* Begin MATERIAL FOR THIS EXERCISE *

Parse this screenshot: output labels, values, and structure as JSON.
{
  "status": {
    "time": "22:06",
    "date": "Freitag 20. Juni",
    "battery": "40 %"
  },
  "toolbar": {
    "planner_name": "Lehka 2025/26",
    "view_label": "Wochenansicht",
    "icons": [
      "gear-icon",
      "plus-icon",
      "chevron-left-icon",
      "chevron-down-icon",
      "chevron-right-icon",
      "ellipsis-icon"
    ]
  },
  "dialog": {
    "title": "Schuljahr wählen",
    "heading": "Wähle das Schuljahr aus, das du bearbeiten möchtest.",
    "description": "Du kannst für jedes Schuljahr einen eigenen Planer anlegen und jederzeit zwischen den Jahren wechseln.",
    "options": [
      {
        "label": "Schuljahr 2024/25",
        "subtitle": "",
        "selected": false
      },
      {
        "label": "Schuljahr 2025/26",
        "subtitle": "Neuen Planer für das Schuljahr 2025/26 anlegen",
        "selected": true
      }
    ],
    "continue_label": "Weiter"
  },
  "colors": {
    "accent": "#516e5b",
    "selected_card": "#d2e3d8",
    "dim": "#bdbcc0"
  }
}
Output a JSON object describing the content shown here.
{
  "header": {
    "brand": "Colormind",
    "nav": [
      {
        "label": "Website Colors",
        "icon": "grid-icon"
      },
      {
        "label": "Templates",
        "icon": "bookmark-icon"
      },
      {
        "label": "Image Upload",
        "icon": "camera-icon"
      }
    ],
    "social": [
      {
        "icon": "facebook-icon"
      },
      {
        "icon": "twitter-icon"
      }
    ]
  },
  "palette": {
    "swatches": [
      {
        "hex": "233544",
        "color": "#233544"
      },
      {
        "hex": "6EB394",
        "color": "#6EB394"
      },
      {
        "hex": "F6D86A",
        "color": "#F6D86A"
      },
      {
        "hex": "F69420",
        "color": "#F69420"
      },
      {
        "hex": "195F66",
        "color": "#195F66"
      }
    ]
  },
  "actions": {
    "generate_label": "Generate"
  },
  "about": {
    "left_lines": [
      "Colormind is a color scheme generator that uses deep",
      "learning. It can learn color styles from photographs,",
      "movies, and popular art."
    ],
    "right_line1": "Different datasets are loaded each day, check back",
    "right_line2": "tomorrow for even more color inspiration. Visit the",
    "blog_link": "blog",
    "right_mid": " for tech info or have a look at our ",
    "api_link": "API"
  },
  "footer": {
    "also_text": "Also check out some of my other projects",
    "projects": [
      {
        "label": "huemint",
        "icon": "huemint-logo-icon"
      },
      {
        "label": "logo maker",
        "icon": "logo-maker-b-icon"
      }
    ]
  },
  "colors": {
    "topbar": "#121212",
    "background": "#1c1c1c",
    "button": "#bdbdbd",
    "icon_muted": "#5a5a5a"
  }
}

* End MATERIAL FOR THIS EXERCISE *

### STATED TASK
Output the whole listing above again, word for word.

### TASK ANSWER
Parse this screenshot: output labels, values, and structure as JSON.
{
  "status": {
    "time": "22:06",
    "date": "Freitag 20. Juni",
    "battery": "40 %"
  },
  "toolbar": {
    "planner_name": "Lehka 2025/26",
    "view_label": "Wochenansicht",
    "icons": [
      "gear-icon",
      "plus-icon",
      "chevron-left-icon",
      "chevron-down-icon",
      "chevron-right-icon",
      "ellipsis-icon"
    ]
  },
  "dialog": {
    "title": "Schuljahr wählen",
    "heading": "Wähle das Schuljahr aus, das du bearbeiten möchtest.",
    "description": "Du kannst für jedes Schuljahr einen eigenen Planer anlegen und jederzeit zwischen den Jahren wechseln.",
    "options": [
      {
        "label": "Schuljahr 2024/25",
        "subtitle": "",
        "selected": false
      },
      {
        "label": "Schuljahr 2025/26",
        "subtitle": "Neuen Planer für das Schuljahr 2025/26 anlegen",
        "selected": true
      }
    ],
    "continue_label": "Weiter"
  },
  "colors": {
    "accent": "#516e5b",
    "selected_card": "#d2e3d8",
    "dim": "#bdbcc0"
  }
}
Output a JSON object describing the content shown here.
{
  "header": {
    "brand": "Colormind",
    "nav": [
      {
        "label": "Website Colors",
        "icon": "grid-icon"
      },
      {
        "label": "Templates",
        "icon": "bookmark-icon"
      },
      {
        "label": "Image Upload",
        "icon": "camera-icon"
      }
    ],
    "social": [
      {
        "icon": "facebook-icon"
      },
      {
        "icon": "twitter-icon"
      }
    ]
  },
  "palette": {
    "swatches": [
      {
        "hex": "233544",
        "color": "#233544"
      },
      {
        "hex": "6EB394",
        "color": "#6EB394"
      },
      {
        "hex": "F6D86A",
        "color": "#F6D86A"
      },
      {
        "hex": "F69420",
        "color": "#F69420"
      },
      {
        "hex": "195F66",
        "color": "#195F66"
      }
    ]
  },
  "actions": {
    "generate_label": "Generate"
  },
  "about": {
    "left_lines": [
      "Colormind is a color scheme generator that uses deep",
      "learning. It can learn color styles from photographs,",
      "movies, and popular art."
    ],
    "right_line1": "Different datasets are loaded each day, check back",
    "right_line2": "tomorrow for even more color inspiration. Visit the",
    "blog_link": "blog",
    "right_mid": " for tech info or have a look at our ",
    "api_link": "API"
  },
  "footer": {
    "also_text": "Also check out some of my other projects",
    "projects": [
      {
        "label": "huemint",
        "icon": "huemint-logo-icon"
      },
      {
        "label": "logo maker",
        "icon": "logo-maker-b-icon"
      }
    ]
  },
  "colors": {
    "topbar": "#121212",
    "background": "#1c1c1c",
    "button": "#bdbdbd",
    "icon_muted": "#5a5a5a"
  }
}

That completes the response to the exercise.